WRITTEN INSTRUCTION
All lines from the one containing "Read out every word on this page." through the final line of the records below should be reproduced exactly, with the pictures left out.

(Records contained in a dataset)
◇ ◇ ◇ ◇

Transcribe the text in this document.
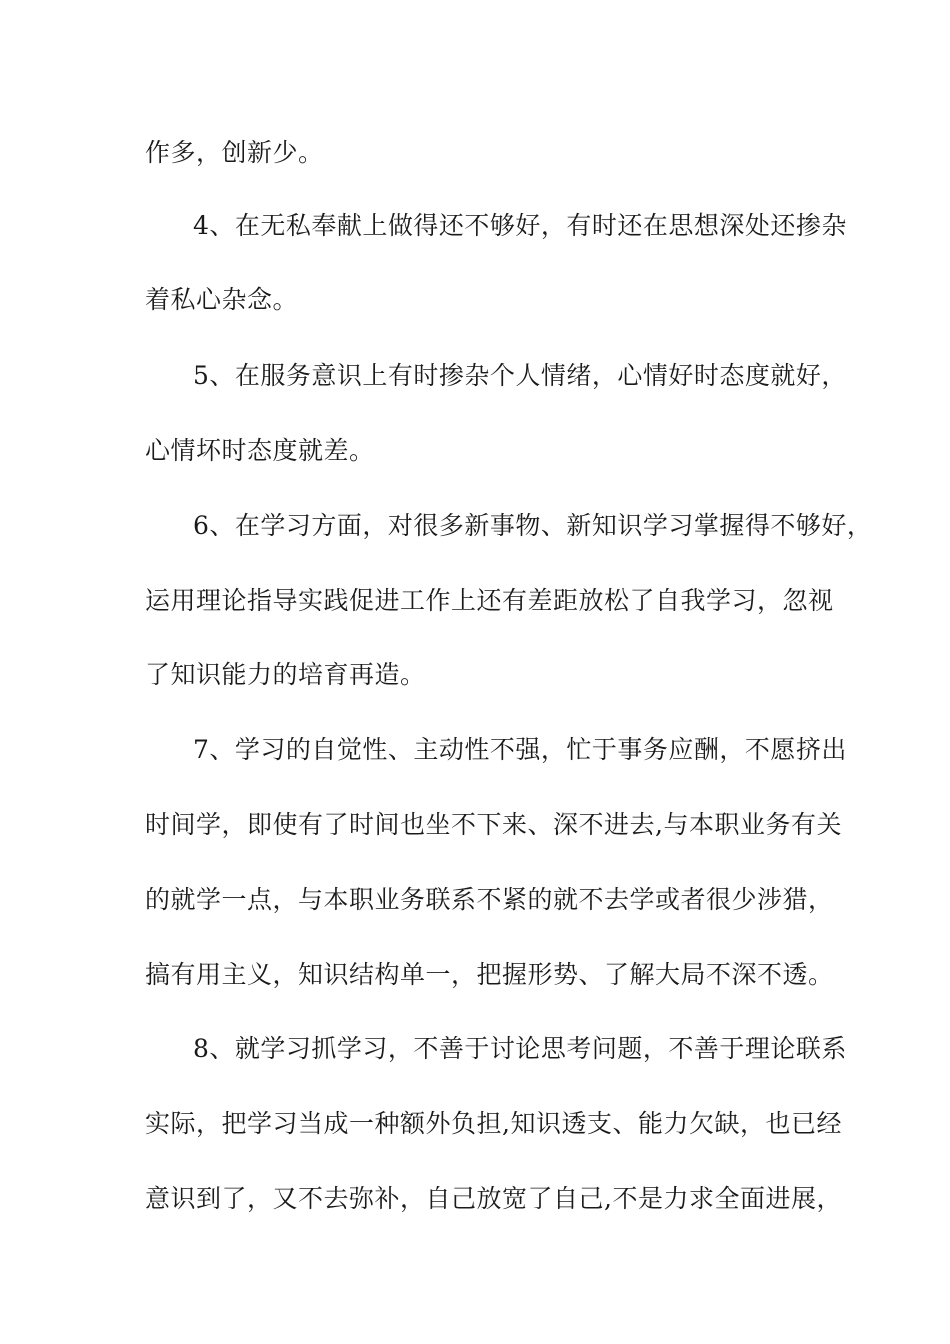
作多，创新少。
4、在无私奉献上做得还不够好，有时还在思想深处还掺杂
着私心杂念。
5、在服务意识上有时掺杂个人情绪，心情好时态度就好，
心情坏时态度就差。
6、在学习方面，对很多新事物、新知识学习掌握得不够好，
运用理论指导实践促进工作上还有差距放松了自我学习，忽视
了知识能力的培育再造。
7、学习的自觉性、主动性不强，忙于事务应酬，不愿挤出
时间学，即使有了时间也坐不下来、深不进去,与本职业务有关
的就学一点，与本职业务联系不紧的就不去学或者很少涉猎，
搞有用主义，知识结构单一，把握形势、了解大局不深不透。
8、就学习抓学习，不善于讨论思考问题，不善于理论联系
实际，把学习当成一种额外负担,知识透支、能力欠缺，也已经
意识到了，又不去弥补，自己放宽了自己,不是力求全面进展，
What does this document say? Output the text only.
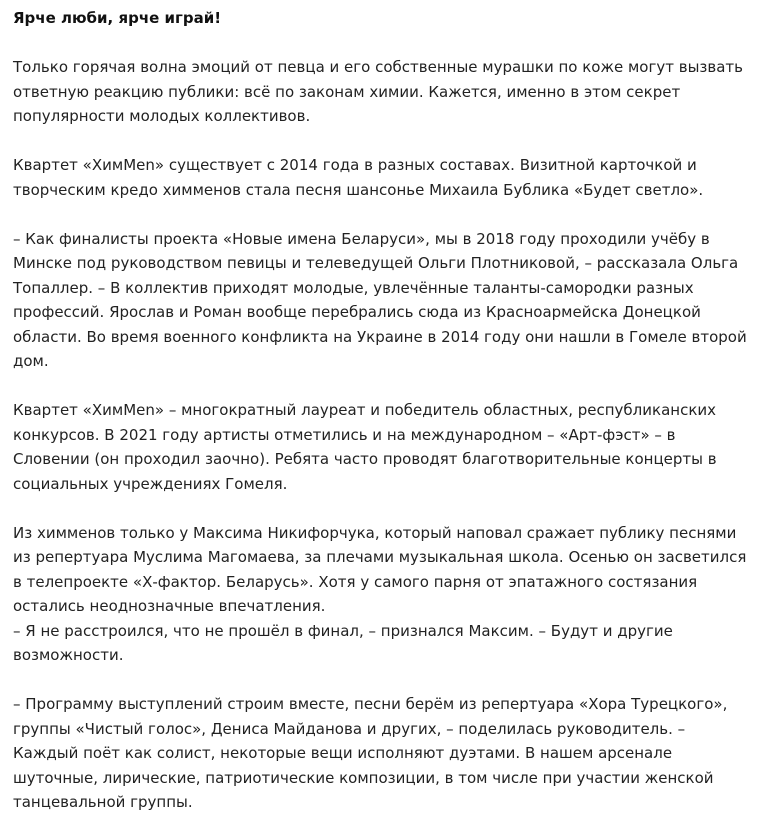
Ярче люби, ярче играй!

Только горячая волна эмоций от певца и его собственные мурашки по коже могут вызвать ответную реакцию публики: всё по законам химии. Кажется, именно в этом секрет популярности молодых коллективов.

Квартет «ХимMen» существует с 2014 года в разных составах. Визитной карточкой и творческим кредо химменов стала песня шансонье Михаила Бублика «Будет светло».

– Как финалисты проекта «Новые имена Беларуси», мы в 2018 году проходили учёбу в Минске под руководством певицы и телеведущей Ольги Плотниковой, – рассказала Ольга Топаллер. – В коллектив приходят молодые, увлечённые таланты-самородки разных профессий. Ярослав и Роман вообще перебрались сюда из Красноармейска Донецкой области. Во время военного конфликта на Украине в 2014 году они нашли в Гомеле второй дом.

Квартет «ХимMen» – многократный лауреат и победитель областных, республиканских конкурсов. В 2021 году артисты отметились и на международном – «Арт-фэст» – в Словении (он проходил заочно). Ребята часто проводят благотворительные концерты в социальных учреждениях Гомеля.

Из химменов только у Максима Никифорчука, который наповал сражает публику песнями из репертуара Муслима Магомаева, за плечами музыкальная школа. Осенью он засветился в телепроекте «Х-фактор. Беларусь». Хотя у самого парня от эпатажного состязания остались неоднозначные впечатления.

– Я не расстроился, что не прошёл в финал, – признался Максим. – Будут и другие возможности.

– Программу выступлений строим вместе, песни берём из репертуара «Хора Турецкого», группы «Чистый голос», Дениса Майданова и других, – поделилась руководитель. – Каждый поёт как солист, некоторые вещи исполняют дуэтами. В нашем арсенале шуточные, лирические, патриотические композиции, в том числе при участии женской танцевальной группы.
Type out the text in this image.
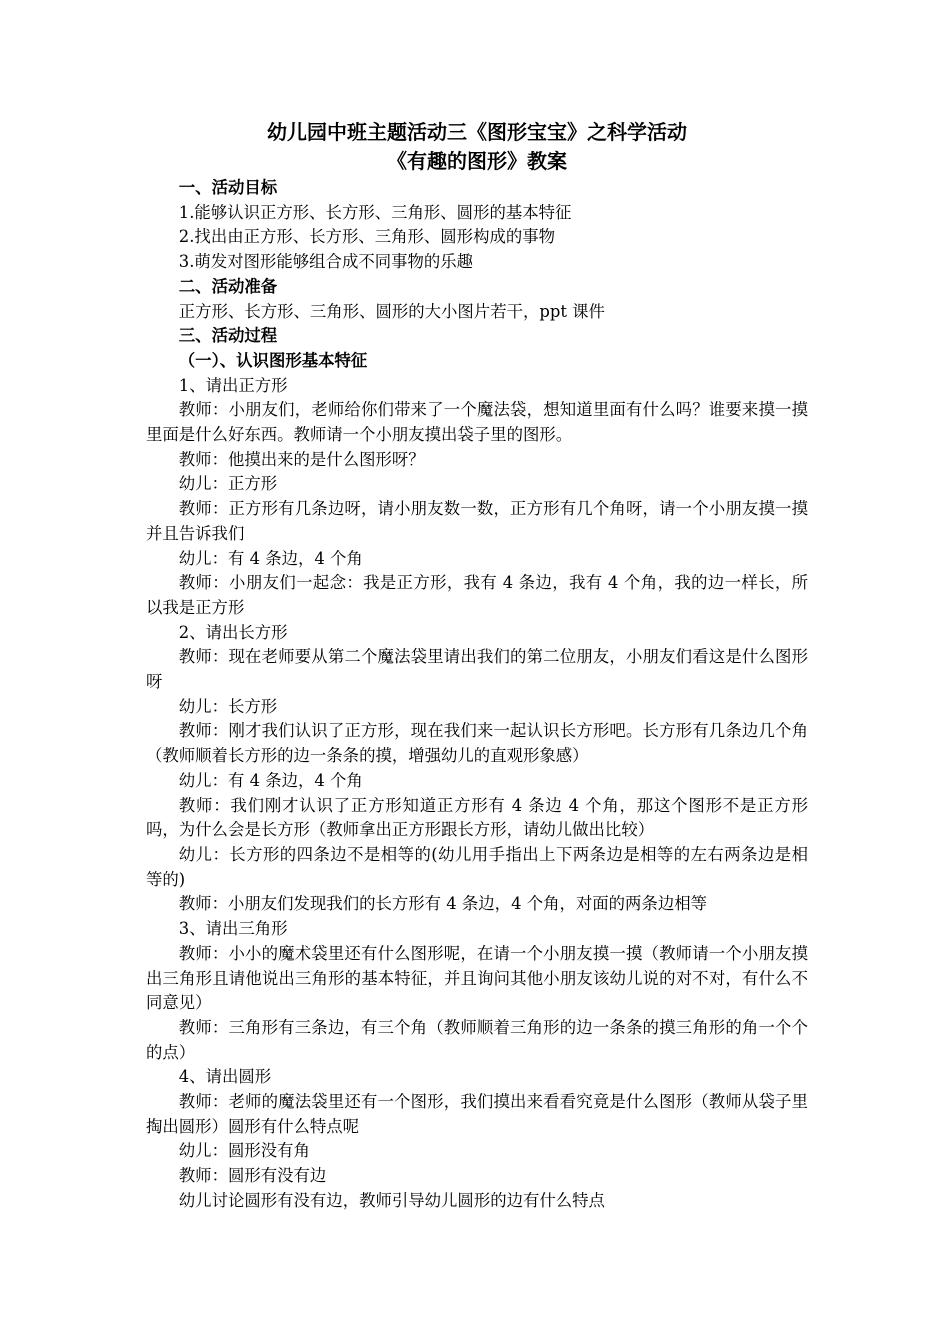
幼儿园中班主题活动三《图形宝宝》之科学活动

《有趣的图形》教案

一、活动目标

1.能够认识正方形、长方形、三角形、圆形的基本特征

2.找出由正方形、长方形、三角形、圆形构成的事物

3.萌发对图形能够组合成不同事物的乐趣

二、活动准备

正方形、长方形、三角形、圆形的大小图片若干，ppt 课件

三、活动过程

（一）、认识图形基本特征

1、请出正方形

教师：小朋友们，老师给你们带来了一个魔法袋，想知道里面有什么吗？谁要来摸一摸里面是什么好东西。教师请一个小朋友摸出袋子里的图形。

教师：他摸出来的是什么图形呀？

幼儿：正方形

教师：正方形有几条边呀，请小朋友数一数，正方形有几个角呀，请一个小朋友摸一摸并且告诉我们

幼儿：有 4 条边，4 个角

教师：小朋友们一起念：我是正方形，我有 4 条边，我有 4 个角，我的边一样长，所以我是正方形

2、请出长方形

教师：现在老师要从第二个魔法袋里请出我们的第二位朋友，小朋友们看这是什么图形呀

幼儿：长方形

教师：刚才我们认识了正方形，现在我们来一起认识长方形吧。长方形有几条边几个角（教师顺着长方形的边一条条的摸，增强幼儿的直观形象感）

幼儿：有 4 条边，4 个角

教师：我们刚才认识了正方形知道正方形有 4 条边 4 个角，那这个图形不是正方形吗，为什么会是长方形（教师拿出正方形跟长方形，请幼儿做出比较）

幼儿：长方形的四条边不是相等的(幼儿用手指出上下两条边是相等的左右两条边是相等的)

教师：小朋友们发现我们的长方形有 4 条边，4 个角，对面的两条边相等

3、请出三角形

教师：小小的魔术袋里还有什么图形呢，在请一个小朋友摸一摸（教师请一个小朋友摸出三角形且请他说出三角形的基本特征，并且询问其他小朋友该幼儿说的对不对，有什么不同意见）

教师：三角形有三条边，有三个角（教师顺着三角形的边一条条的摸三角形的角一个个的点）

4、请出圆形

教师：老师的魔法袋里还有一个图形，我们摸出来看看究竟是什么图形（教师从袋子里掏出圆形）圆形有什么特点呢

幼儿：圆形没有角

教师：圆形有没有边

幼儿讨论圆形有没有边，教师引导幼儿圆形的边有什么特点
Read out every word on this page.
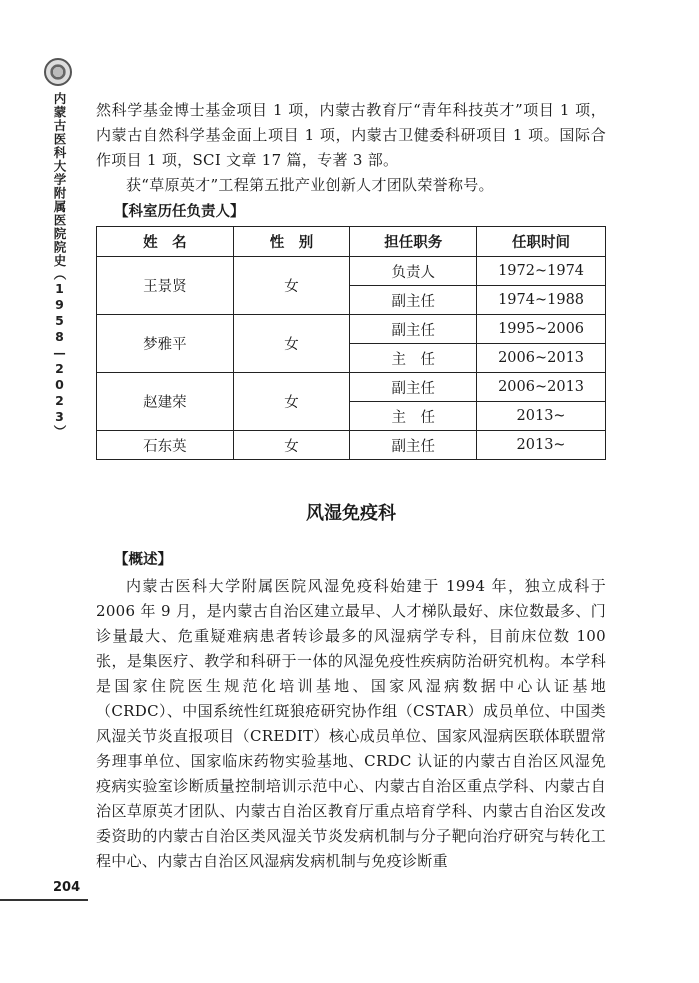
内蒙古医科大学附属医院院史（1958—2023）
204

然科学基金博士基金项目 1 项，内蒙古教育厅“青年科技英才”项目 1 项，内蒙古自然科学基金面上项目 1 项，内蒙古卫健委科研项目 1 项。国际合作项目 1 项，SCI 文章 17 篇，专著 3 部。

获“草原英才”工程第五批产业创新人才团队荣誉称号。

【科室历任负责人】
姓　名	性　别	担任职务	任职时间
王景贤	女	负责人	1972~1974
		副主任	1974~1988
梦雅平	女	副主任	1995~2006
		主　任	2006~2013
赵建荣	女	副主任	2006~2013
		主　任	2013~
石东英	女	副主任	2013~
风湿免疫科
【概述】

内蒙古医科大学附属医院风湿免疫科始建于 1994 年，独立成科于 2006 年 9 月，是内蒙古自治区建立最早、人才梯队最好、床位数最多、门诊量最大、危重疑难病患者转诊最多的风湿病学专科，目前床位数 100 张，是集医疗、教学和科研于一体的风湿免疫性疾病防治研究机构。本学科是国家住院医生规范化培训基地、国家风湿病数据中心认证基地（CRDC）、中国系统性红斑狼疮研究协作组（CSTAR）成员单位、中国类风湿关节炎直报项目（CREDIT）核心成员单位、国家风湿病医联体联盟常务理事单位、国家临床药物实验基地、CRDC 认证的内蒙古自治区风湿免疫病实验室诊断质量控制培训示范中心、内蒙古自治区重点学科、内蒙古自治区草原英才团队、内蒙古自治区教育厅重点培育学科、内蒙古自治区发改委资助的内蒙古自治区类风湿关节炎发病机制与分子靶向治疗研究与转化工程中心、内蒙古自治区风湿病发病机制与免疫诊断重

◇ ◇ ◇ ◇

RESPONSE BELOW
Read out every word on this page.
内蒙古医科大学附属医院院史（1958—2023）
204

然科学基金博士基金项目 1 项，内蒙古教育厅“青年科技英才”项目 1 项，内蒙古自然科学基金面上项目 1 项，内蒙古卫健委科研项目 1 项。国际合作项目 1 项，SCI 文章 17 篇，专著 3 部。

获“草原英才”工程第五批产业创新人才团队荣誉称号。

【科室历任负责人】
姓　名	性　别	担任职务	任职时间
王景贤	女	负责人	1972~1974
		副主任	1974~1988
梦雅平	女	副主任	1995~2006
		主　任	2006~2013
赵建荣	女	副主任	2006~2013
		主　任	2013~
石东英	女	副主任	2013~
风湿免疫科
【概述】

内蒙古医科大学附属医院风湿免疫科始建于 1994 年，独立成科于 2006 年 9 月，是内蒙古自治区建立最早、人才梯队最好、床位数最多、门诊量最大、危重疑难病患者转诊最多的风湿病学专科，目前床位数 100 张，是集医疗、教学和科研于一体的风湿免疫性疾病防治研究机构。本学科是国家住院医生规范化培训基地、国家风湿病数据中心认证基地（CRDC）、中国系统性红斑狼疮研究协作组（CSTAR）成员单位、中国类风湿关节炎直报项目（CREDIT）核心成员单位、国家风湿病医联体联盟常务理事单位、国家临床药物实验基地、CRDC 认证的内蒙古自治区风湿免疫病实验室诊断质量控制培训示范中心、内蒙古自治区重点学科、内蒙古自治区草原英才团队、内蒙古自治区教育厅重点培育学科、内蒙古自治区发改委资助的内蒙古自治区类风湿关节炎发病机制与分子靶向治疗研究与转化工程中心、内蒙古自治区风湿病发病机制与免疫诊断重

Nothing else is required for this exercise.